Problem description: Reproduce every line of the records below without changing anything.

---------- Exercise materials

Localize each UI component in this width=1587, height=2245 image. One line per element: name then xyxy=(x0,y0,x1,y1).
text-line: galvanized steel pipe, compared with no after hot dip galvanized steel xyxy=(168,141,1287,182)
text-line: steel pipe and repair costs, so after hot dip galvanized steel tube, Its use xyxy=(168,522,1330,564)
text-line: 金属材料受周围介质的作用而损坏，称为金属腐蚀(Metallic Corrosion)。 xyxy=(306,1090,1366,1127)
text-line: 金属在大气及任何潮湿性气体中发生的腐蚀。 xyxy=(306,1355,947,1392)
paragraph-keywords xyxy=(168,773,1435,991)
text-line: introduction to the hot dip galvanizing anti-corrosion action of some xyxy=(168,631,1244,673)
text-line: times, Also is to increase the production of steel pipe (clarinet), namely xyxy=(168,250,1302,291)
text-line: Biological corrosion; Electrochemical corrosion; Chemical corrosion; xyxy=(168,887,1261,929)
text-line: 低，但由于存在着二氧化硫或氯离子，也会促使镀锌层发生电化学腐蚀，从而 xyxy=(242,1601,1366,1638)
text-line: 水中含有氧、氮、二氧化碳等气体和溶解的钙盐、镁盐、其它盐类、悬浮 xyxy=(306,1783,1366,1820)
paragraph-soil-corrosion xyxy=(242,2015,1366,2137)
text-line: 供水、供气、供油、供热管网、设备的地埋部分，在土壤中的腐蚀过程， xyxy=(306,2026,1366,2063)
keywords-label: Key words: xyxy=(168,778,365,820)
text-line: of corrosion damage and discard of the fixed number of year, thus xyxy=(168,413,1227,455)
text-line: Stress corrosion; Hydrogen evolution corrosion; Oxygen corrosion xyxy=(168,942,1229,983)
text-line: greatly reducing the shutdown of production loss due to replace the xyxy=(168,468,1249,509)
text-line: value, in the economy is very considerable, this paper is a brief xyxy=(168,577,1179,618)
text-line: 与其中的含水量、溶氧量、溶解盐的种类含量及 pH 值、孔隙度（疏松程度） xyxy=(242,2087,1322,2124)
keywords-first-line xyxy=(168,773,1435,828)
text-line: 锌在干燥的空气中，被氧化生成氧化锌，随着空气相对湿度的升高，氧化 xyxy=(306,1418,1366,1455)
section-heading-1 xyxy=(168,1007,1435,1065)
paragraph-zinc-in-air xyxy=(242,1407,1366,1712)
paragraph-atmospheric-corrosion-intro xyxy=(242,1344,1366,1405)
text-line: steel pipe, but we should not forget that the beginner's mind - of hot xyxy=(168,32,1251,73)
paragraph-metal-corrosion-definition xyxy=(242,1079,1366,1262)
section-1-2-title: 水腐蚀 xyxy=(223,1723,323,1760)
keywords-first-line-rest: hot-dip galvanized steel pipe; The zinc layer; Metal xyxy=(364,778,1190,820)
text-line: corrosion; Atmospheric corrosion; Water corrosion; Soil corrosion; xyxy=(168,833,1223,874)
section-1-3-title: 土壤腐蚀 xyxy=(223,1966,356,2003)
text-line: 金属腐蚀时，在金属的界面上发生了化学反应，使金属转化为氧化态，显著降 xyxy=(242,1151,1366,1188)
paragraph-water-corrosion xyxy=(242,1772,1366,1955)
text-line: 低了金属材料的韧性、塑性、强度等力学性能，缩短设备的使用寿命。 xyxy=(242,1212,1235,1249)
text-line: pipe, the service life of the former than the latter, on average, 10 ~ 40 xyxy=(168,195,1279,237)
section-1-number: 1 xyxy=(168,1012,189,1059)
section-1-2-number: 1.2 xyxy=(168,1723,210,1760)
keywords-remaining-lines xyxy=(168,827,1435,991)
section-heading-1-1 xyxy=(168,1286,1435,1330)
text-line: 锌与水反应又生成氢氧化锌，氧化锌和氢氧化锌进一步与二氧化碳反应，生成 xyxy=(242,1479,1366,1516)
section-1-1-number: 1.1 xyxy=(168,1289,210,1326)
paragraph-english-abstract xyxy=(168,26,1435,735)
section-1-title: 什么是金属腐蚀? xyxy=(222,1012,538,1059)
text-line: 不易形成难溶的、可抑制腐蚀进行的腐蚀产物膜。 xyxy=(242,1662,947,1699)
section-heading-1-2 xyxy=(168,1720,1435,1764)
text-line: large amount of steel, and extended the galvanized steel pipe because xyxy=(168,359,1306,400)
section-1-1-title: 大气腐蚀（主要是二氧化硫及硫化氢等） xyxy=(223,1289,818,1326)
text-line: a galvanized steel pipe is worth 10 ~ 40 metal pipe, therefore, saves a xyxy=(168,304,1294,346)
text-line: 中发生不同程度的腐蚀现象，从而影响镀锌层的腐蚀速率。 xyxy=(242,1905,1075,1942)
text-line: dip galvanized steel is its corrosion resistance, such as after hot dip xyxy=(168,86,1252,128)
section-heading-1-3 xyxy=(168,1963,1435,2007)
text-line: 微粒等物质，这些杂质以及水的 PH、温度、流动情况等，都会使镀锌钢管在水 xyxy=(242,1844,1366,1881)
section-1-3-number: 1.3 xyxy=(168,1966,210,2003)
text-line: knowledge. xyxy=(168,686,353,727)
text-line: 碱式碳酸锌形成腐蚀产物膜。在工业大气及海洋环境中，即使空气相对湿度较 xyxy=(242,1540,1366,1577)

--------------------

Exercise result:
Localize each UI component in this width=1587, height=2245 image. One line per element: name then xyxy=(x0,y0,x1,y1).
text-line: galvanized steel pipe, compared with no after hot dip galvanized steel xyxy=(168,141,1287,182)
text-line: steel pipe and repair costs, so after hot dip galvanized steel tube, Its use xyxy=(168,522,1330,564)
text-line: 金属材料受周围介质的作用而损坏，称为金属腐蚀(Metallic Corrosion)。 xyxy=(306,1090,1366,1127)
text-line: 金属在大气及任何潮湿性气体中发生的腐蚀。 xyxy=(306,1355,947,1392)
paragraph-keywords xyxy=(168,773,1435,991)
text-line: introduction to the hot dip galvanizing anti-corrosion action of some xyxy=(168,631,1244,673)
text-line: times, Also is to increase the production of steel pipe (clarinet), namely xyxy=(168,250,1302,291)
text-line: Biological corrosion; Electrochemical corrosion; Chemical corrosion; xyxy=(168,887,1261,929)
text-line: 低，但由于存在着二氧化硫或氯离子，也会促使镀锌层发生电化学腐蚀，从而 xyxy=(242,1601,1366,1638)
text-line: 水中含有氧、氮、二氧化碳等气体和溶解的钙盐、镁盐、其它盐类、悬浮 xyxy=(306,1783,1366,1820)
paragraph-soil-corrosion xyxy=(242,2015,1366,2137)
text-line: 供水、供气、供油、供热管网、设备的地埋部分，在土壤中的腐蚀过程， xyxy=(306,2026,1366,2063)
keywords-label: Key words: xyxy=(168,778,365,820)
text-line: of corrosion damage and discard of the fixed number of year, thus xyxy=(168,413,1227,455)
text-line: Stress corrosion; Hydrogen evolution corrosion; Oxygen corrosion xyxy=(168,942,1229,983)
text-line: greatly reducing the shutdown of production loss due to replace the xyxy=(168,468,1249,509)
text-line: value, in the economy is very considerable, this paper is a brief xyxy=(168,577,1179,618)
text-line: 与其中的含水量、溶氧量、溶解盐的种类含量及 pH 值、孔隙度（疏松程度） xyxy=(242,2087,1322,2124)
keywords-first-line xyxy=(168,773,1435,828)
text-line: 锌在干燥的空气中，被氧化生成氧化锌，随着空气相对湿度的升高，氧化 xyxy=(306,1418,1366,1455)
section-heading-1 xyxy=(168,1007,1435,1065)
paragraph-zinc-in-air xyxy=(242,1407,1366,1712)
paragraph-atmospheric-corrosion-intro xyxy=(242,1344,1366,1405)
text-line: steel pipe, but we should not forget that the beginner's mind - of hot xyxy=(168,32,1251,73)
paragraph-metal-corrosion-definition xyxy=(242,1079,1366,1262)
section-1-2-title: 水腐蚀 xyxy=(223,1723,323,1760)
keywords-first-line-rest: hot-dip galvanized steel pipe; The zinc layer; Metal xyxy=(364,778,1190,820)
text-line: corrosion; Atmospheric corrosion; Water corrosion; Soil corrosion; xyxy=(168,833,1223,874)
section-1-3-title: 土壤腐蚀 xyxy=(223,1966,356,2003)
text-line: 金属腐蚀时，在金属的界面上发生了化学反应，使金属转化为氧化态，显著降 xyxy=(242,1151,1366,1188)
paragraph-water-corrosion xyxy=(242,1772,1366,1955)
text-line: 低了金属材料的韧性、塑性、强度等力学性能，缩短设备的使用寿命。 xyxy=(242,1212,1235,1249)
text-line: pipe, the service life of the former than the latter, on average, 10 ~ 40 xyxy=(168,195,1279,237)
section-1-number: 1 xyxy=(168,1012,189,1059)
section-1-2-number: 1.2 xyxy=(168,1723,210,1760)
keywords-remaining-lines xyxy=(168,827,1435,991)
section-heading-1-1 xyxy=(168,1286,1435,1330)
text-line: 锌与水反应又生成氢氧化锌，氧化锌和氢氧化锌进一步与二氧化碳反应，生成 xyxy=(242,1479,1366,1516)
section-1-1-number: 1.1 xyxy=(168,1289,210,1326)
paragraph-english-abstract xyxy=(168,26,1435,735)
section-1-title: 什么是金属腐蚀? xyxy=(222,1012,538,1059)
text-line: 不易形成难溶的、可抑制腐蚀进行的腐蚀产物膜。 xyxy=(242,1662,947,1699)
section-heading-1-2 xyxy=(168,1720,1435,1764)
text-line: large amount of steel, and extended the galvanized steel pipe because xyxy=(168,359,1306,400)
section-1-1-title: 大气腐蚀（主要是二氧化硫及硫化氢等） xyxy=(223,1289,818,1326)
text-line: a galvanized steel pipe is worth 10 ~ 40 metal pipe, therefore, saves a xyxy=(168,304,1294,346)
text-line: 中发生不同程度的腐蚀现象，从而影响镀锌层的腐蚀速率。 xyxy=(242,1905,1075,1942)
text-line: dip galvanized steel is its corrosion resistance, such as after hot dip xyxy=(168,86,1252,128)
section-heading-1-3 xyxy=(168,1963,1435,2007)
text-line: 微粒等物质，这些杂质以及水的 PH、温度、流动情况等，都会使镀锌钢管在水 xyxy=(242,1844,1366,1881)
section-1-3-number: 1.3 xyxy=(168,1966,210,2003)
text-line: knowledge. xyxy=(168,686,353,727)
text-line: 碱式碳酸锌形成腐蚀产物膜。在工业大气及海洋环境中，即使空气相对湿度较 xyxy=(242,1540,1366,1577)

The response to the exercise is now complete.